**WRITTEN REQUEST**
Work out how many lines of the listing hold the string "Şamxal". Answer with that number alone.

Dataset items
::::::::

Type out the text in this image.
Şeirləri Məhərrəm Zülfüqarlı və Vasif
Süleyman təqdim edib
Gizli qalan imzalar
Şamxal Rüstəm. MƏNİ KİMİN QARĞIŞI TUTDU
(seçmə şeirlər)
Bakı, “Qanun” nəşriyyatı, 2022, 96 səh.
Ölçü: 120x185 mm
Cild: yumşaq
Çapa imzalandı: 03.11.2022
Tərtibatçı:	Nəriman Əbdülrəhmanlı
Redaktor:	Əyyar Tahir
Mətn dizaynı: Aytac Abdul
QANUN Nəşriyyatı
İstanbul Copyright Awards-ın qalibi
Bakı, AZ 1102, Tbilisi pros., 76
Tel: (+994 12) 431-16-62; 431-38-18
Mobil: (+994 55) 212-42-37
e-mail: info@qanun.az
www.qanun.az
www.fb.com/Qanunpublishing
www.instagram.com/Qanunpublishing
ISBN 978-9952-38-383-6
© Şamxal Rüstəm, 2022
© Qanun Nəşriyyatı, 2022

::::::::

**SOLUTION**
2